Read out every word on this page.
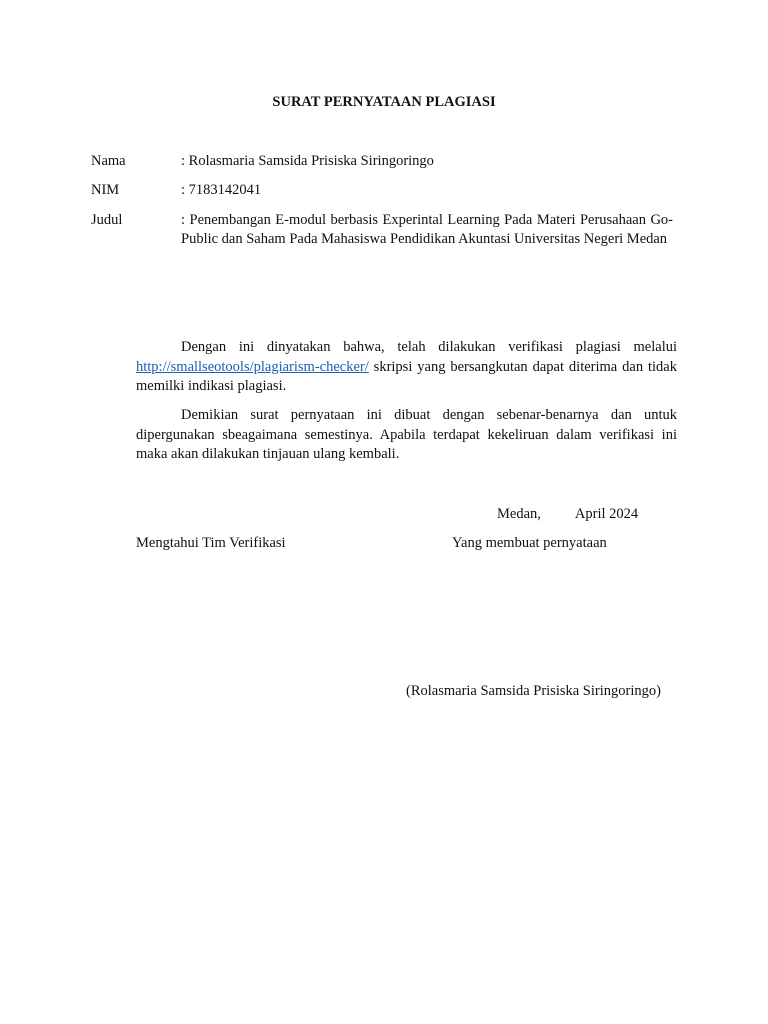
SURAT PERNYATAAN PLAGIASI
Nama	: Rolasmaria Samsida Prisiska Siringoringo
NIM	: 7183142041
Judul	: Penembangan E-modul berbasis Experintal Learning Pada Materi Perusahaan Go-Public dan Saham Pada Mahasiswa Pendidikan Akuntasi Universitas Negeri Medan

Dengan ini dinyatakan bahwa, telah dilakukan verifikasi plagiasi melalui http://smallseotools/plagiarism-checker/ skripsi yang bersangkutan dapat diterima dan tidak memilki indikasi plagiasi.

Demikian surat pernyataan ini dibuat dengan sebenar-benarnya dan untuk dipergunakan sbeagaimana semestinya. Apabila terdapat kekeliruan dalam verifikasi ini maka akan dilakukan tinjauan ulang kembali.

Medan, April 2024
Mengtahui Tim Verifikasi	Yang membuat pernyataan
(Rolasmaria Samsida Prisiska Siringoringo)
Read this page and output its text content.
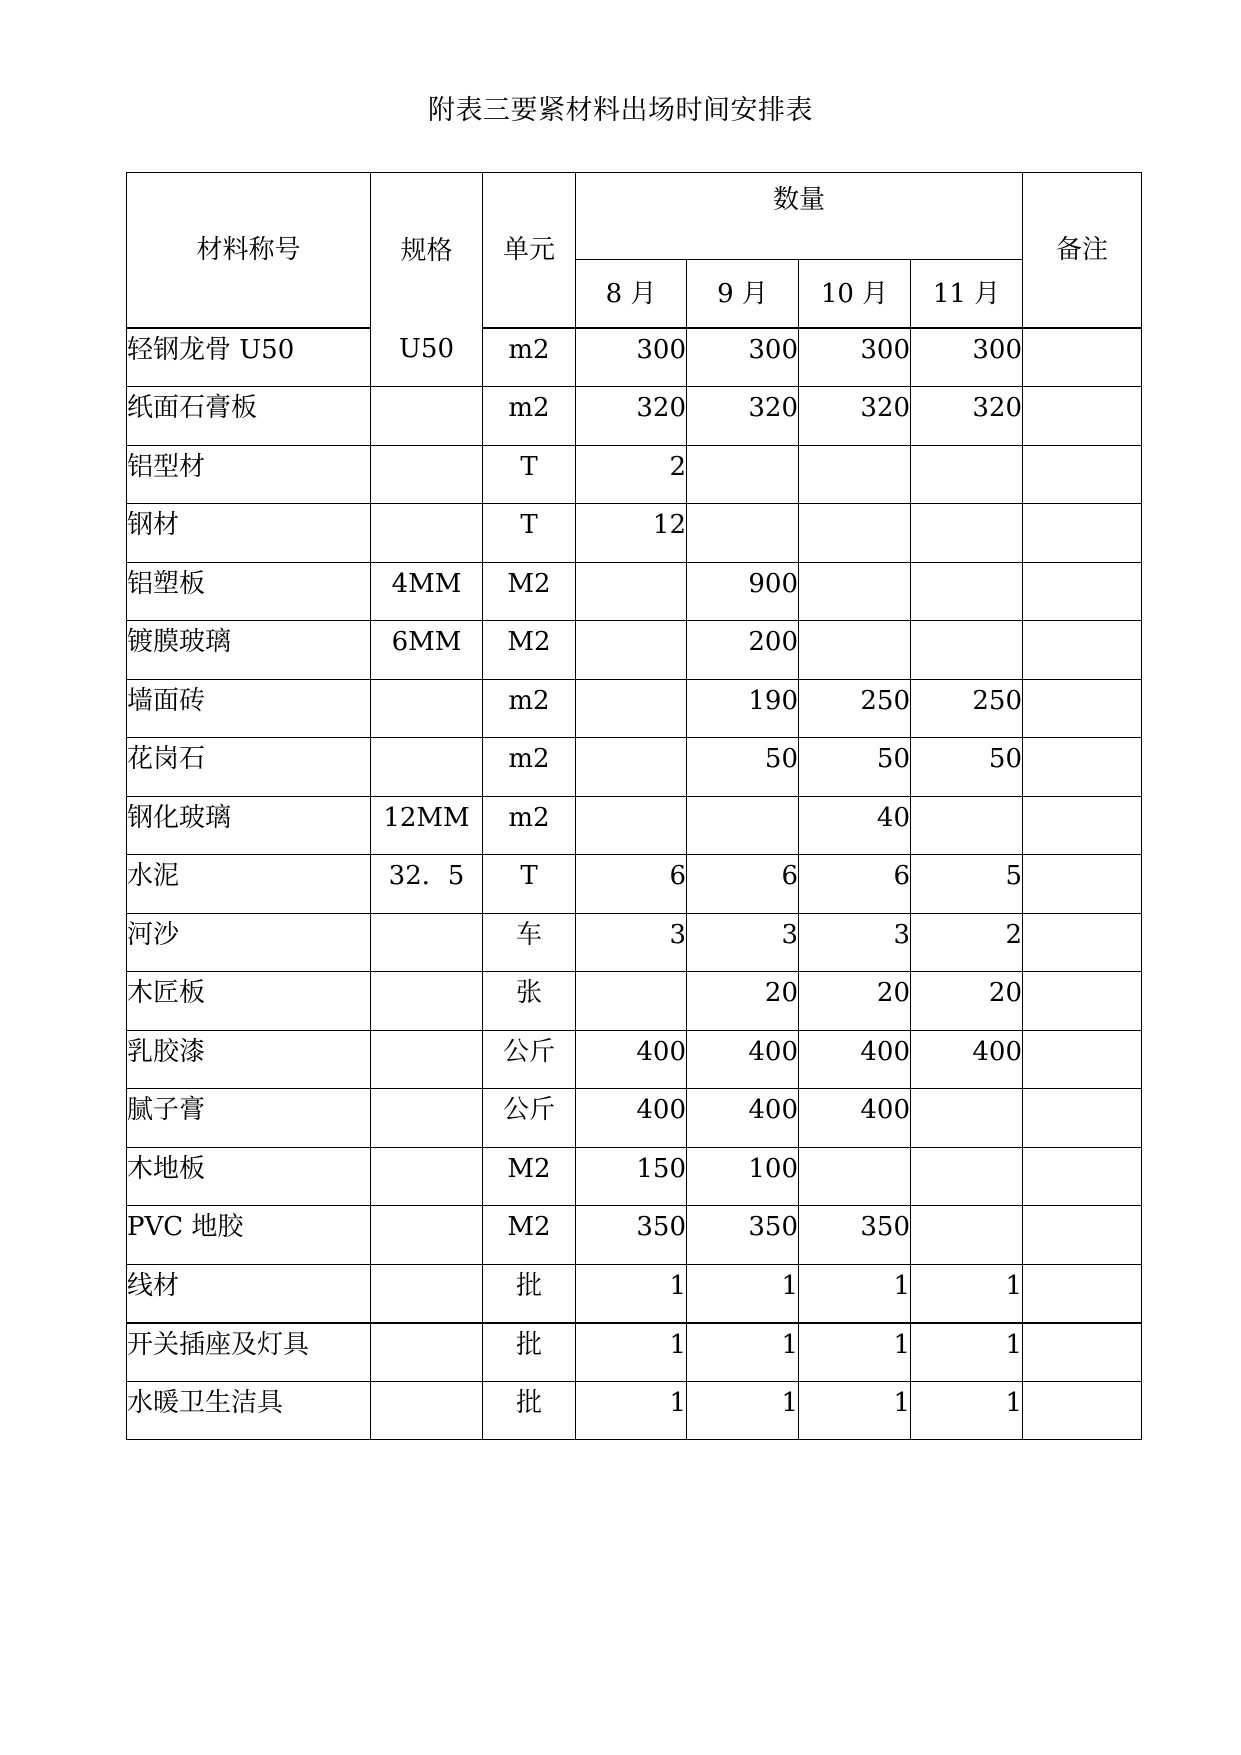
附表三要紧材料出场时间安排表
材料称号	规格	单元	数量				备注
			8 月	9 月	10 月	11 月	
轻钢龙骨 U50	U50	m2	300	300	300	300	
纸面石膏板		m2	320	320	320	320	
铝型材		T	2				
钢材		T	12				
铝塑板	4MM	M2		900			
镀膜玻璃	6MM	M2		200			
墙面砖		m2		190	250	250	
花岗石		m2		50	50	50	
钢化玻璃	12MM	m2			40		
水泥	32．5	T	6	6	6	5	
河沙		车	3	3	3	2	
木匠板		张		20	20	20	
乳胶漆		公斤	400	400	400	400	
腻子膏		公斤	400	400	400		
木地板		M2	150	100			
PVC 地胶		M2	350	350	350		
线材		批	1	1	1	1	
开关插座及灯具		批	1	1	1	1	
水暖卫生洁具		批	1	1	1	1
# # # #
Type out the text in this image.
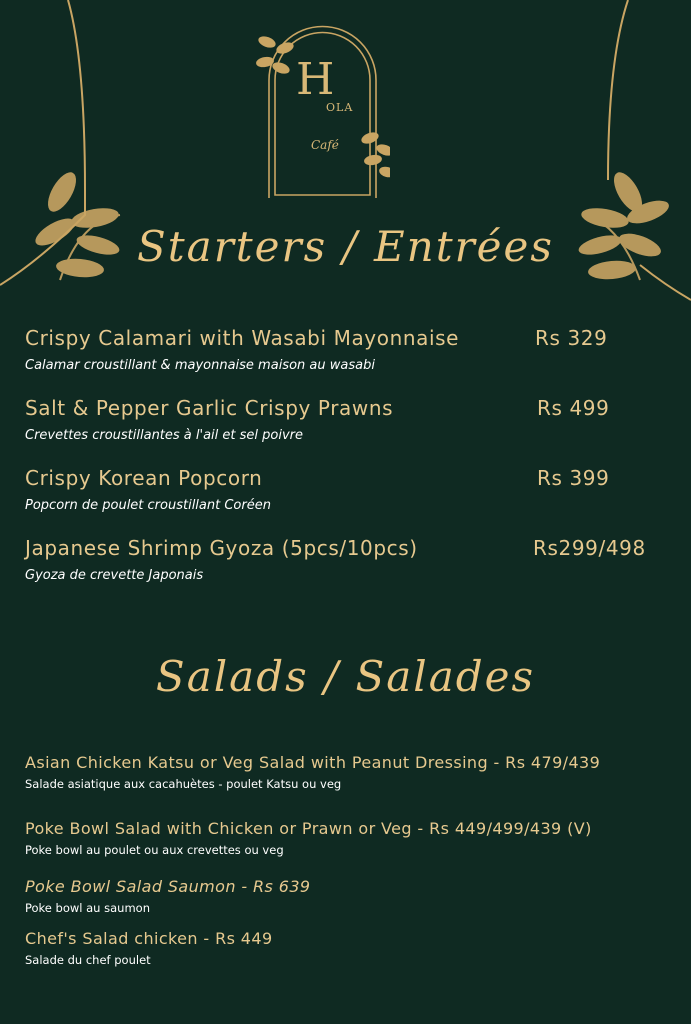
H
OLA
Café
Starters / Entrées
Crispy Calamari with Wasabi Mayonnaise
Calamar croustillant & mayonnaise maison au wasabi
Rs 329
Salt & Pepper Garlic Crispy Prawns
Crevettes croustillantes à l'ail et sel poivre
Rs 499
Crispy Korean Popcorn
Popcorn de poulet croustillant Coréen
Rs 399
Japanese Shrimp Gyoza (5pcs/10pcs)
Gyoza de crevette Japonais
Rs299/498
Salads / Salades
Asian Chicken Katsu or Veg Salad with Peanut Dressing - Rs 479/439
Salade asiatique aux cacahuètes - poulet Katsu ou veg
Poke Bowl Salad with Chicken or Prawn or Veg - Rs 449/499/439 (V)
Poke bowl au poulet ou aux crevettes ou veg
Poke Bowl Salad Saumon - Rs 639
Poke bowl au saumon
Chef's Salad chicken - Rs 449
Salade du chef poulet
# # # #
**Exercise:** Return each full line of the entries that contains the word "Crispy".

**Solution:**
Crispy Calamari with Wasabi Mayonnaise
Salt & Pepper Garlic Crispy Prawns
Crispy Korean Popcorn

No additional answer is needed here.